Challenge — Report back each line of the records that contains the string "bostadsrätter".

Figure collection entries —
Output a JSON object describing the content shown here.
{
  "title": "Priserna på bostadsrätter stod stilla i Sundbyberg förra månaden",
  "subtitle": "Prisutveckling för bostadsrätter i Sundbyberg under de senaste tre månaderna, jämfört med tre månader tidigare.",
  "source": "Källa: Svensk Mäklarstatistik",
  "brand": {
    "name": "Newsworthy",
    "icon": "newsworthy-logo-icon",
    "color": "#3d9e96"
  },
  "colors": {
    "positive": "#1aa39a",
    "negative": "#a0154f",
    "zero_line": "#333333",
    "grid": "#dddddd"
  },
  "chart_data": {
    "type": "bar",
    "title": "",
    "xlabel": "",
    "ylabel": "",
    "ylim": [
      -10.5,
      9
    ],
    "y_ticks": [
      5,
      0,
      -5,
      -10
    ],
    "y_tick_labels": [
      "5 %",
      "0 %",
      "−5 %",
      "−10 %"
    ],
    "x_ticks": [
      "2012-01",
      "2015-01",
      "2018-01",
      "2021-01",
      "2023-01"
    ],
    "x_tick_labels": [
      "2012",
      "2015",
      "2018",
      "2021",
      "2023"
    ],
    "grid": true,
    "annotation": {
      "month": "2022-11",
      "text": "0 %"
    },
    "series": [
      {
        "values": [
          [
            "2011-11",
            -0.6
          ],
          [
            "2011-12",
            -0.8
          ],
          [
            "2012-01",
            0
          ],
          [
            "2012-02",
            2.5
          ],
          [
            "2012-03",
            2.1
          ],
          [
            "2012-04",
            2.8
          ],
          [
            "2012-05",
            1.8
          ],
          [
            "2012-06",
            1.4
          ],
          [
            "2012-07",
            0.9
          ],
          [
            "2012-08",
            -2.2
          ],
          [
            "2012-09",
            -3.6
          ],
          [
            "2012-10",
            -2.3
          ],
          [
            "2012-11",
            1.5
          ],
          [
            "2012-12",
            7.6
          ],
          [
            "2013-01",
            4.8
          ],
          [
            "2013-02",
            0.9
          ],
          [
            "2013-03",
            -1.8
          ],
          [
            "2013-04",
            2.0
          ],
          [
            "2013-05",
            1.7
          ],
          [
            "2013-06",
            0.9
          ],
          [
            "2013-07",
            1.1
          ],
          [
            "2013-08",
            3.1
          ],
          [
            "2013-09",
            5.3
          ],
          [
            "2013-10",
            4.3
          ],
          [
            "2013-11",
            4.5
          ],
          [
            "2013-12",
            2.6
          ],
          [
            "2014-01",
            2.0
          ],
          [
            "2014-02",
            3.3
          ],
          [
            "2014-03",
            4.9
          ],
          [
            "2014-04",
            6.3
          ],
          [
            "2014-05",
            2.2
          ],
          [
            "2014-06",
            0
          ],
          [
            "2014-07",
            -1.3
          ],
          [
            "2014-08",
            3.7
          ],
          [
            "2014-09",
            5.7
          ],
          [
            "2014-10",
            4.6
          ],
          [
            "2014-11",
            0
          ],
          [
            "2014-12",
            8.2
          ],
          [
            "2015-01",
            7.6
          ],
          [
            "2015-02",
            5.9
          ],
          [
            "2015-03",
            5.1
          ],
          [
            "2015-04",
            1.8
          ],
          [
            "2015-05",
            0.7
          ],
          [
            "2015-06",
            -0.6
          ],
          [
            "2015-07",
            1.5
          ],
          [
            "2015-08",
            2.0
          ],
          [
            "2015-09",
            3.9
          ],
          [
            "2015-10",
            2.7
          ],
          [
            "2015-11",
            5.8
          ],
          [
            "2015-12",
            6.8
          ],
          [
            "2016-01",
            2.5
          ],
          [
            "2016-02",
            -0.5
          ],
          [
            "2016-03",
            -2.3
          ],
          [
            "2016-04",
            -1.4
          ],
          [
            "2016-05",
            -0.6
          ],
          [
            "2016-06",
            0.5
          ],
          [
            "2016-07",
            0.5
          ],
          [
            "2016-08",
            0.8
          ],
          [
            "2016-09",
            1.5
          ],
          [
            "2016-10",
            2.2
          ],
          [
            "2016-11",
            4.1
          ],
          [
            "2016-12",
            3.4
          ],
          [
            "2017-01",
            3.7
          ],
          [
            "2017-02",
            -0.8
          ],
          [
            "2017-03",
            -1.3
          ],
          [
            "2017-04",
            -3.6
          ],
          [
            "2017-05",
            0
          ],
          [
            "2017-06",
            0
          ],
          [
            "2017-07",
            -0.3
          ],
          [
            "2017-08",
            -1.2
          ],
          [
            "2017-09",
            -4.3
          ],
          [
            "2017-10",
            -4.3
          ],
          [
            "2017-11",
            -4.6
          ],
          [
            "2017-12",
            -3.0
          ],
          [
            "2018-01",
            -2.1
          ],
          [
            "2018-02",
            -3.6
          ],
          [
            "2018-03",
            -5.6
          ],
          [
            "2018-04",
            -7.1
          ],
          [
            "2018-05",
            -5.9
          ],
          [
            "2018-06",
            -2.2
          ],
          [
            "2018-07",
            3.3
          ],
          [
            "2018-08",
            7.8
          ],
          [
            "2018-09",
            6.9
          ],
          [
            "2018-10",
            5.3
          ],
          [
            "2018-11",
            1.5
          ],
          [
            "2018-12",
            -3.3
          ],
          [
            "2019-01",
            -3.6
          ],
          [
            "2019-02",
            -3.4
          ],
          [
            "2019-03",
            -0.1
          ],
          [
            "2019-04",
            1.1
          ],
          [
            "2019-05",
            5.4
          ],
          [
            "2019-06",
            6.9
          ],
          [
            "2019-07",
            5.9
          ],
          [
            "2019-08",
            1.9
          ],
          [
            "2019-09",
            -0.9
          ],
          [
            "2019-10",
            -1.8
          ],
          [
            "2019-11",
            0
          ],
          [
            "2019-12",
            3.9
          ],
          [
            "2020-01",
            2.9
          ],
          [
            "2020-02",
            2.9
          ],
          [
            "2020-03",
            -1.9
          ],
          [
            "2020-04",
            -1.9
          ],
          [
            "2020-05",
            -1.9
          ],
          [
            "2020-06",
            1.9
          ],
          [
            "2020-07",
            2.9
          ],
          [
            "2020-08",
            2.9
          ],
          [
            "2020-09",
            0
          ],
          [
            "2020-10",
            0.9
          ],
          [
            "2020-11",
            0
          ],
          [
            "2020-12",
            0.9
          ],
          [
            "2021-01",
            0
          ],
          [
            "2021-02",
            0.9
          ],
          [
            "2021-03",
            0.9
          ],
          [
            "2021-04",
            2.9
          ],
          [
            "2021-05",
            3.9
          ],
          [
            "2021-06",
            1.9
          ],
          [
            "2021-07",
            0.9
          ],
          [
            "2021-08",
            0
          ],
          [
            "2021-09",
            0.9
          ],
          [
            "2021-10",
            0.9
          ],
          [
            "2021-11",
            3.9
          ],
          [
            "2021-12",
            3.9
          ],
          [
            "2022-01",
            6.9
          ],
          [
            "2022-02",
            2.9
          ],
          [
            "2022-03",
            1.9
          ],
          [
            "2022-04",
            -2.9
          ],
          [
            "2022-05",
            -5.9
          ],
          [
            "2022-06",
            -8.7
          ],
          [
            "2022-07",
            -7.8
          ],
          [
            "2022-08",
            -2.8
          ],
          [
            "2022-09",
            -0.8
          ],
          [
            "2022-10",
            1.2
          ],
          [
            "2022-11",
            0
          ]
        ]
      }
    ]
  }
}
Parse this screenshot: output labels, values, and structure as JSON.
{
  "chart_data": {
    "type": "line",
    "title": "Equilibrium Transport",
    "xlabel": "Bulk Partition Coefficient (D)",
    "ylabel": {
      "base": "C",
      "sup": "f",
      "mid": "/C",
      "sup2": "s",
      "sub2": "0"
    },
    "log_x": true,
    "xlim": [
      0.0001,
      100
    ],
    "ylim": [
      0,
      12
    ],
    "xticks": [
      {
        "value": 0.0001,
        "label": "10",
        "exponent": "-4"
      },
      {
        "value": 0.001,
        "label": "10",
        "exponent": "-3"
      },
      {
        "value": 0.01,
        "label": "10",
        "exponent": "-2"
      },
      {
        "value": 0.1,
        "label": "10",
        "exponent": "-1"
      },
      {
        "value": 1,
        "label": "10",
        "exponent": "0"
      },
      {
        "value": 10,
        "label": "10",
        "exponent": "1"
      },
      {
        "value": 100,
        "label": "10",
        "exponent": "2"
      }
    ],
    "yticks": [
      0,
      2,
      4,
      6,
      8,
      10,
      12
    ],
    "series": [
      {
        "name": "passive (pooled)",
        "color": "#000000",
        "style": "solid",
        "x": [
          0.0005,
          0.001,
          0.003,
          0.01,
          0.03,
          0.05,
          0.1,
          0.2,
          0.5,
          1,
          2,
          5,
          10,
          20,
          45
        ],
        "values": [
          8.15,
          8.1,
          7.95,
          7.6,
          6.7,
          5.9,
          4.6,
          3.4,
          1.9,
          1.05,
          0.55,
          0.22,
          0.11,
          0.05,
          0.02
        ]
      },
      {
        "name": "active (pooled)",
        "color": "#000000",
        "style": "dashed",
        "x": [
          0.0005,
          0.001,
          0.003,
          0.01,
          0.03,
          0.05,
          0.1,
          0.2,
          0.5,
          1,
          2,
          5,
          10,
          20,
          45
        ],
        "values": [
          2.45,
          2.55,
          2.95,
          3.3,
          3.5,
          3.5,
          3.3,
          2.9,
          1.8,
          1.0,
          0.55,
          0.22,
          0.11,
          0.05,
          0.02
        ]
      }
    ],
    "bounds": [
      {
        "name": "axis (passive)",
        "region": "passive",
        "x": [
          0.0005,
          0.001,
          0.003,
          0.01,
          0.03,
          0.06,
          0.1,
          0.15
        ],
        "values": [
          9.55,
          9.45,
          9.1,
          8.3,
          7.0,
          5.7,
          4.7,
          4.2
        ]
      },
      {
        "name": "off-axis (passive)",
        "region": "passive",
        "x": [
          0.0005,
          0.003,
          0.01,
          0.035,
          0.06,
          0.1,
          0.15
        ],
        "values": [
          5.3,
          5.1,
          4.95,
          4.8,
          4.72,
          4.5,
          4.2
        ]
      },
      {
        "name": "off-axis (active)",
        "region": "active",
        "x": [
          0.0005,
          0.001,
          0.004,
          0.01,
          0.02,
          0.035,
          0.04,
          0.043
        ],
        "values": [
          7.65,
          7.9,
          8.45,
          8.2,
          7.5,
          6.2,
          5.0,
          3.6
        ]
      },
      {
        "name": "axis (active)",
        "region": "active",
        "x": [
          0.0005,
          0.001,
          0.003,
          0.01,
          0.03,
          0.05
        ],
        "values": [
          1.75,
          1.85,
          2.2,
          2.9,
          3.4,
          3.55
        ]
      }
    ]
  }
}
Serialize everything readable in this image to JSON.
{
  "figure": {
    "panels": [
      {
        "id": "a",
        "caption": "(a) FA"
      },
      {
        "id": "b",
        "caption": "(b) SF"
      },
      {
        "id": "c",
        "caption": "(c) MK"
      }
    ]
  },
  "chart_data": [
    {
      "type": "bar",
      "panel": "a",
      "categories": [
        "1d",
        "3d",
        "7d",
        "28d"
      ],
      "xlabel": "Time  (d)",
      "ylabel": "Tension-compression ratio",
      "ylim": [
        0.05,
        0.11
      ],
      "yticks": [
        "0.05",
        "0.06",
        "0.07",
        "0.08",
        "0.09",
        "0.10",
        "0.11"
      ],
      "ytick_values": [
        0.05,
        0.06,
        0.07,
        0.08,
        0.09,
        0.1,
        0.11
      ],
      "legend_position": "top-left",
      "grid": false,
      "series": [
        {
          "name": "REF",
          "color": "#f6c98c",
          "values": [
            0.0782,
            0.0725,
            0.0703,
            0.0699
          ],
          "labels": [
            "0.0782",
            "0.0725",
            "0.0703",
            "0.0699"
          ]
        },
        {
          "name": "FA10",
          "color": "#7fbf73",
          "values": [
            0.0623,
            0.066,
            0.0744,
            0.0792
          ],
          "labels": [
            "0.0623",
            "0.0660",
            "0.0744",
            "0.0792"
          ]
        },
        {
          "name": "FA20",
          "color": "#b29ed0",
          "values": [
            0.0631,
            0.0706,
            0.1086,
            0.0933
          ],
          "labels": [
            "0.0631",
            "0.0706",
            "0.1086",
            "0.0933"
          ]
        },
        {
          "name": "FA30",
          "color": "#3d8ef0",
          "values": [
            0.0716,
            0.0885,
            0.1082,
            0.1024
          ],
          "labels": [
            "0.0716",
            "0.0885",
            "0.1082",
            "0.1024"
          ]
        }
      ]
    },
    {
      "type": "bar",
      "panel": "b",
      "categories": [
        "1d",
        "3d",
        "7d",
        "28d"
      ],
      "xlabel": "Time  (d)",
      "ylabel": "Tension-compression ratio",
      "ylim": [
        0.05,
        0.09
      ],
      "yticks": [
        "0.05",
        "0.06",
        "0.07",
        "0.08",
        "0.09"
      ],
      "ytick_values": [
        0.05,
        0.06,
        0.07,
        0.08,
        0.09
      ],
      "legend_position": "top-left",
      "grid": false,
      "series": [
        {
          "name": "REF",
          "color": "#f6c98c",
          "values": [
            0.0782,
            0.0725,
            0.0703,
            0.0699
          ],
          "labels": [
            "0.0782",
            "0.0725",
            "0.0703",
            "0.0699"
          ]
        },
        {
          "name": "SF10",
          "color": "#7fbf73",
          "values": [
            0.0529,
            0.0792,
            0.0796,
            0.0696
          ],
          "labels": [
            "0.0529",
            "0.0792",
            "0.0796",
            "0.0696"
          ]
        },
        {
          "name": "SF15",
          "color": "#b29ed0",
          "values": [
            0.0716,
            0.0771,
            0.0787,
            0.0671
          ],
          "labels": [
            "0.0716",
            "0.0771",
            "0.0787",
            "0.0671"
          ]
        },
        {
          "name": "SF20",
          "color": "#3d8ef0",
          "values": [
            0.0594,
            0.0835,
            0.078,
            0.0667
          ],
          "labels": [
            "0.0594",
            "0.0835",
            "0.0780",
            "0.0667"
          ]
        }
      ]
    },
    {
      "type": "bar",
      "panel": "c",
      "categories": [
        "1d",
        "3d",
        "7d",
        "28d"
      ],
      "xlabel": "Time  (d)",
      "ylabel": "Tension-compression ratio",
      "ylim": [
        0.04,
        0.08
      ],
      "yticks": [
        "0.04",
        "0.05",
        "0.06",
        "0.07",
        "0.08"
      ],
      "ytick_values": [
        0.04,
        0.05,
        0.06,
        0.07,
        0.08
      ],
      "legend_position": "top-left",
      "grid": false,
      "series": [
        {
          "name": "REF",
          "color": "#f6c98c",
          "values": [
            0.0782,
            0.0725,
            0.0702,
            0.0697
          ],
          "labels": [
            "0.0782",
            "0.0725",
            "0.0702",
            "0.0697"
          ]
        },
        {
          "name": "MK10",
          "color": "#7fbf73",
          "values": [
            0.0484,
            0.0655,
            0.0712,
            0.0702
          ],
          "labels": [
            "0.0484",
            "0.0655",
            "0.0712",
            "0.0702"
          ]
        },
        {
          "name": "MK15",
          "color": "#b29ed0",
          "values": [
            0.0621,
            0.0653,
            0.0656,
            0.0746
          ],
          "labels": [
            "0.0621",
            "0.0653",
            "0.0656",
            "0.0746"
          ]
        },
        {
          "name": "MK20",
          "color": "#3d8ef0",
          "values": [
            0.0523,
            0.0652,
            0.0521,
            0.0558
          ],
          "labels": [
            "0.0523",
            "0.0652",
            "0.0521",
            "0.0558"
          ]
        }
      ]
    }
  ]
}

Written reply —
  "title": "Priserna på bostadsrätter stod stilla i Sundbyberg förra månaden",
  "subtitle": "Prisutveckling för bostadsrätter i Sundbyberg under de senaste tre månaderna, jämfört med tre månader tidigare.",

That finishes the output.